Extracted material:
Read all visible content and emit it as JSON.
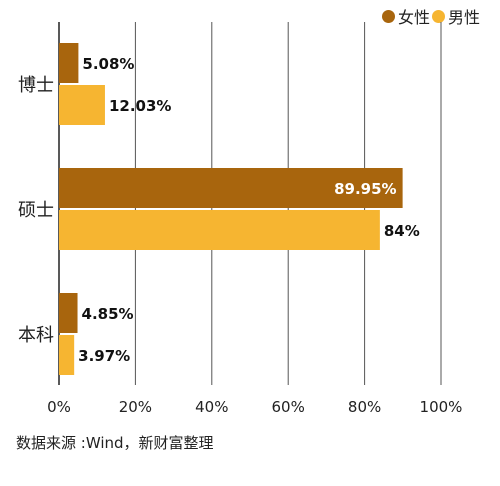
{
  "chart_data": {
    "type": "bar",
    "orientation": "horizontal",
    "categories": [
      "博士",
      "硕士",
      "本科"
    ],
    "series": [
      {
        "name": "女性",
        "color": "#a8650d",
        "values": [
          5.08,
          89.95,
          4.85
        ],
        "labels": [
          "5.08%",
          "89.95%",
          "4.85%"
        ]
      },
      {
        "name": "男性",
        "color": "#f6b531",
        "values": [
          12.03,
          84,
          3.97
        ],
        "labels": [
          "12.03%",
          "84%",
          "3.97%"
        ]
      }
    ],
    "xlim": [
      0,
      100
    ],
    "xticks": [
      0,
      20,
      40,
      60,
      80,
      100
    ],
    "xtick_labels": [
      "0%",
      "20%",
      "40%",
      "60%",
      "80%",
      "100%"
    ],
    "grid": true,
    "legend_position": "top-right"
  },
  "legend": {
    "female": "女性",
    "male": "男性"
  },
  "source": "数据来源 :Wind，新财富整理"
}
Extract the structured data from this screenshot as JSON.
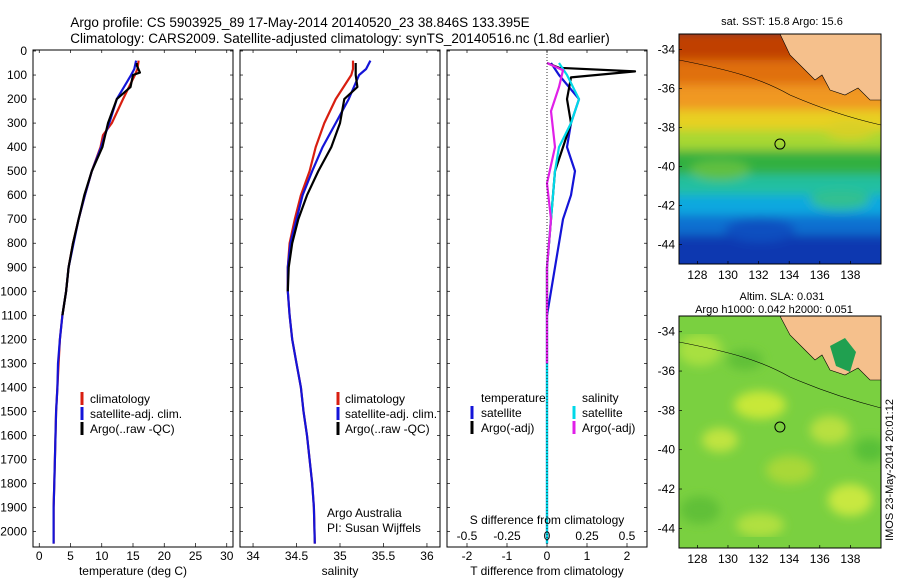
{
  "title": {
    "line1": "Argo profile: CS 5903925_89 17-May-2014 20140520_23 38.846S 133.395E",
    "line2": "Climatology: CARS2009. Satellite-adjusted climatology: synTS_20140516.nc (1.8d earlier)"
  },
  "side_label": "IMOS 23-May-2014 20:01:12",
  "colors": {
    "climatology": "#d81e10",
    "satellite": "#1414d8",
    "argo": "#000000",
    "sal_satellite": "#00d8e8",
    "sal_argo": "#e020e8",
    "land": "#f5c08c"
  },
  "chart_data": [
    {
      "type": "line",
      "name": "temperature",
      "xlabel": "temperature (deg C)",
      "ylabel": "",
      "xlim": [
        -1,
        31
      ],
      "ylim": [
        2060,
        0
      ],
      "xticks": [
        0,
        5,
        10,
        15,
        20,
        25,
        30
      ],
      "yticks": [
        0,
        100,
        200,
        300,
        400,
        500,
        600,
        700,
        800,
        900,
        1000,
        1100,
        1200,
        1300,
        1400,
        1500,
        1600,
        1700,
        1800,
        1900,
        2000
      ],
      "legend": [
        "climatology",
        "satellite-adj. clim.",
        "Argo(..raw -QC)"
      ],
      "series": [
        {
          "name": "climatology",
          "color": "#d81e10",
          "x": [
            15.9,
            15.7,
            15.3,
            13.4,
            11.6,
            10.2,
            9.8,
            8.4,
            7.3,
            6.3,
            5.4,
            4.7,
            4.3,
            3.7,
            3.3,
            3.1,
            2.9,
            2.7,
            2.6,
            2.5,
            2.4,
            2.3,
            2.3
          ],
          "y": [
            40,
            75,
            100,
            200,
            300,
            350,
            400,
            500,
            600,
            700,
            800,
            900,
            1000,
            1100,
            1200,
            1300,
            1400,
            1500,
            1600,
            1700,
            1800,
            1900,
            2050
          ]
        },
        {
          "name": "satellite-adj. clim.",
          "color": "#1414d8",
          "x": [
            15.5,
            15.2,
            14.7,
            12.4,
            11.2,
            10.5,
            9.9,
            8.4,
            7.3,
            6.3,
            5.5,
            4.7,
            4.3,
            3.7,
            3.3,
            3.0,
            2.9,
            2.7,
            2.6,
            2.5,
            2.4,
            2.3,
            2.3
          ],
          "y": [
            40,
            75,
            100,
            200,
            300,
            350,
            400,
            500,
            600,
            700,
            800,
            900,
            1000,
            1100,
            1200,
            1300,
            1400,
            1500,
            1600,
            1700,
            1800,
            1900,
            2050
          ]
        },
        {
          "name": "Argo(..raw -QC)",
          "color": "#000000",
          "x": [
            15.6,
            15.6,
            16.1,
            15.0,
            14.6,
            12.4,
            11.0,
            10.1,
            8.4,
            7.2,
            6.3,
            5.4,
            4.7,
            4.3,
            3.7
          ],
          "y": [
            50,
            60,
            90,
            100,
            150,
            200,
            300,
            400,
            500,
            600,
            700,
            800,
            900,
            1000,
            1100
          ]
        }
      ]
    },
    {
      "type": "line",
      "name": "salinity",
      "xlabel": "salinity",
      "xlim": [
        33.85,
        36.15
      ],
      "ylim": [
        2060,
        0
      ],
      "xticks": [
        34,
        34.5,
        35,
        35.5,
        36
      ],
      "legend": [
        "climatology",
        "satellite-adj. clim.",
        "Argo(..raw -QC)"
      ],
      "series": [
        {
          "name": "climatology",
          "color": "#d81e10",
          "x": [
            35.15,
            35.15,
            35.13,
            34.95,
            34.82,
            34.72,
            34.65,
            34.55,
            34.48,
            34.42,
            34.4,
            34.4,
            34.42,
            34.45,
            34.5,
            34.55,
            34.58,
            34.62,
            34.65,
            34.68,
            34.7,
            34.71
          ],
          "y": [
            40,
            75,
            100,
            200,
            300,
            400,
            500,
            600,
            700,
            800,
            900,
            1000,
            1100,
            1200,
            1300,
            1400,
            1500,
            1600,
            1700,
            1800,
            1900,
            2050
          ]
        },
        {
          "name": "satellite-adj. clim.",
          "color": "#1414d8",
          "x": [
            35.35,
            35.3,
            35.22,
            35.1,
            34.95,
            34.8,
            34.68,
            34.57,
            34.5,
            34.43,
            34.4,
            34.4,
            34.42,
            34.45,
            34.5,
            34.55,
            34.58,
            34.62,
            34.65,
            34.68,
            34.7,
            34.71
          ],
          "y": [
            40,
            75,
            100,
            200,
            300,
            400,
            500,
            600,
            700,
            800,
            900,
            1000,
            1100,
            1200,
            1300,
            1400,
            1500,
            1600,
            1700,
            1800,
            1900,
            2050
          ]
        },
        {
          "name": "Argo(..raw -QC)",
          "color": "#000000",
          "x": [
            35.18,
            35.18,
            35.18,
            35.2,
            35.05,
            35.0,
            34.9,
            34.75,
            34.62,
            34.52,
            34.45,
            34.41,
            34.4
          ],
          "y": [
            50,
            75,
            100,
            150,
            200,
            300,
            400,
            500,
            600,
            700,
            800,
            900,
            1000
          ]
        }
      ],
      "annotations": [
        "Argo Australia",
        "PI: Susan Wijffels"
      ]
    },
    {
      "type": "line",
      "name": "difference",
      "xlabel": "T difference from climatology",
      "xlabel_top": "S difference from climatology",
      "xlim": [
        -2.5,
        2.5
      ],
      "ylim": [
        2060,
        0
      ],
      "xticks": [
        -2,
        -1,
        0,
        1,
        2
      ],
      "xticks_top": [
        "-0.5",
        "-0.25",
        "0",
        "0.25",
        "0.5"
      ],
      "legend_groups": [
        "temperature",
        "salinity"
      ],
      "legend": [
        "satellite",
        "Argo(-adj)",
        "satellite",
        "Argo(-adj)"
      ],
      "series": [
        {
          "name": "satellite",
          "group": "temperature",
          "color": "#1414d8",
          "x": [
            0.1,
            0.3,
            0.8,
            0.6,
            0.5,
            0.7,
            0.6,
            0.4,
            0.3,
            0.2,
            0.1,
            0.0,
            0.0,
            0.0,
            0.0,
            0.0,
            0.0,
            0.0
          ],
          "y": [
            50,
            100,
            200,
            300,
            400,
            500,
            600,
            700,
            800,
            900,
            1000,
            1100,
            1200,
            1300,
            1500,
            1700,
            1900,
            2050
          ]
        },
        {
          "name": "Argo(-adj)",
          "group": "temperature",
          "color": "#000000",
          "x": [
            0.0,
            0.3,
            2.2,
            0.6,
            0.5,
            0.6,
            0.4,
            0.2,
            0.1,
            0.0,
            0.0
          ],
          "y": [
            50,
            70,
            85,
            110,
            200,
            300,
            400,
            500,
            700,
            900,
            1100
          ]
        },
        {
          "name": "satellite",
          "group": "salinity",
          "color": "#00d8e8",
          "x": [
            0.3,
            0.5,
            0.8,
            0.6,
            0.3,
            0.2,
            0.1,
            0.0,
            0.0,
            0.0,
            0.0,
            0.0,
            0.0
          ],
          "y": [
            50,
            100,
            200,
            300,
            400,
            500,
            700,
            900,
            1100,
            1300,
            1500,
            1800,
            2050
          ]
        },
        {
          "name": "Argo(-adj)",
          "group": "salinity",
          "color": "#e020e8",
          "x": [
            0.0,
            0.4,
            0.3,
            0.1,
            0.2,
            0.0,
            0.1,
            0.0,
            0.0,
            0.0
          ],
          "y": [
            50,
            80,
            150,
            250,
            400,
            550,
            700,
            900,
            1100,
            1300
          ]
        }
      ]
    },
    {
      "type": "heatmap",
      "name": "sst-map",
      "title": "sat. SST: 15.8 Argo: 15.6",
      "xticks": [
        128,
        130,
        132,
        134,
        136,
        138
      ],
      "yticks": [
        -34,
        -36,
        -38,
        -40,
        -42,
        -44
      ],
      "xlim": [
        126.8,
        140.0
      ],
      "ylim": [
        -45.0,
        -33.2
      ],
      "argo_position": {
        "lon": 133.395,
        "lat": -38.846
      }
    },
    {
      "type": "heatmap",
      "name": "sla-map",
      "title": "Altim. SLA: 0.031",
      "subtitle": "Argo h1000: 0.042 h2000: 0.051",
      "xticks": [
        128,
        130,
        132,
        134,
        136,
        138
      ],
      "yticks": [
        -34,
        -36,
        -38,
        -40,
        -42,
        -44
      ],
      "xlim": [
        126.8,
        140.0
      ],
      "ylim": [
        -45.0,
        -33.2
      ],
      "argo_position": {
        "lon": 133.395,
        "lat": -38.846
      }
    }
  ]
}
---
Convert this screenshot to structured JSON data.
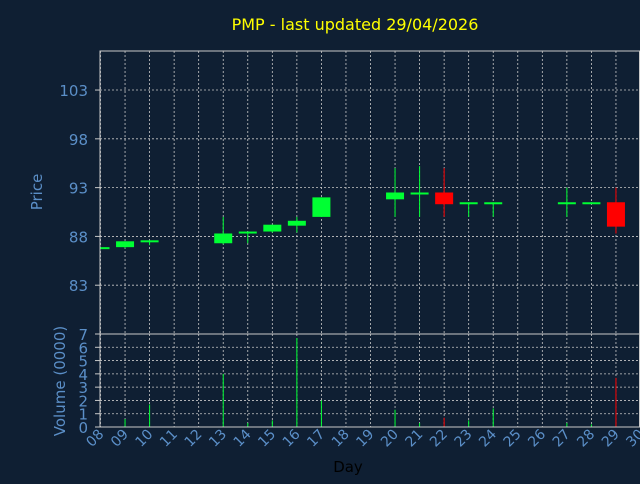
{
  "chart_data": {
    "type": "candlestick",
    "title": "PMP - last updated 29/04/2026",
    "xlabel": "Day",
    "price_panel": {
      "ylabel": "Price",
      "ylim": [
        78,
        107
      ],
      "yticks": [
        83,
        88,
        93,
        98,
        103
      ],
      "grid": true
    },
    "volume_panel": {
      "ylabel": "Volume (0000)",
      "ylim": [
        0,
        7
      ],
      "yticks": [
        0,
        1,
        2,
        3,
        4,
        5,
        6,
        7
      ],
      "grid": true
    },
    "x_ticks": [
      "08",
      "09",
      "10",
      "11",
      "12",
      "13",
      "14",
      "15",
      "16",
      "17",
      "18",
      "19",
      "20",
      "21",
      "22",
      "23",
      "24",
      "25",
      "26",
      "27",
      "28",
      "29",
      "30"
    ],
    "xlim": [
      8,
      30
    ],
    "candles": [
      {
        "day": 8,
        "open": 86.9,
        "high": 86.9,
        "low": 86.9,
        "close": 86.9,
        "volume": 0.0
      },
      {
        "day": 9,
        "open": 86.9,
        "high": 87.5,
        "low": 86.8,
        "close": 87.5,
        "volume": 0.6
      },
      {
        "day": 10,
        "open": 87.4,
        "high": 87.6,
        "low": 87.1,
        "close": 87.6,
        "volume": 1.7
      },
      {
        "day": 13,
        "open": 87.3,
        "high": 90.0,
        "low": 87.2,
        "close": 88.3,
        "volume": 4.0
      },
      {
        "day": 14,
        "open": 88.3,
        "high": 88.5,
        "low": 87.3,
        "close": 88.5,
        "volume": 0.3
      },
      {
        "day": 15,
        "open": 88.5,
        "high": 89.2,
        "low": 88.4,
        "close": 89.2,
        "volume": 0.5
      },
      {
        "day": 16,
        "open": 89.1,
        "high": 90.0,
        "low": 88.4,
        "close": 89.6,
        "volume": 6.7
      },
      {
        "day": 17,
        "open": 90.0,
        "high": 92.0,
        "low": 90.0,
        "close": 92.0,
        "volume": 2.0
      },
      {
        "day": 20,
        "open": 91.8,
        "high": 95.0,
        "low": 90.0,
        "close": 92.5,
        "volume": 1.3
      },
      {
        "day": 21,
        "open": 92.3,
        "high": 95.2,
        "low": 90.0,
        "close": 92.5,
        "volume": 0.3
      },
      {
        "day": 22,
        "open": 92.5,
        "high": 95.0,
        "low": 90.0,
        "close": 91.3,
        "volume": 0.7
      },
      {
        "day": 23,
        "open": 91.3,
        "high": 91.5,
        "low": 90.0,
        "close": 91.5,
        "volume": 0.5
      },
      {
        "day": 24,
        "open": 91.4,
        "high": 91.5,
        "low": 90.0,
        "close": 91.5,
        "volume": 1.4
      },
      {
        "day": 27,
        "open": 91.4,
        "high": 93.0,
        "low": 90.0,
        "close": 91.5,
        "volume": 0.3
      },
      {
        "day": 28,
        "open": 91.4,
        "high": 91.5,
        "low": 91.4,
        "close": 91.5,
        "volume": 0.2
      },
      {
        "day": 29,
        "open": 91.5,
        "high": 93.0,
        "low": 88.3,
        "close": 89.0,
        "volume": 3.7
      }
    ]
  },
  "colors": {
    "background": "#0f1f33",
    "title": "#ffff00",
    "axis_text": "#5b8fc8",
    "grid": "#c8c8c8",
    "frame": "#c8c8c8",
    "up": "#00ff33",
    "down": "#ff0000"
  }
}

Challenge:
Gather each line in the entries above where the string "salinity" is found.

Response below:
      "name": "salinity",
      "xlabel": "salinity",
        "salinity"
          "group": "salinity",
          "group": "salinity",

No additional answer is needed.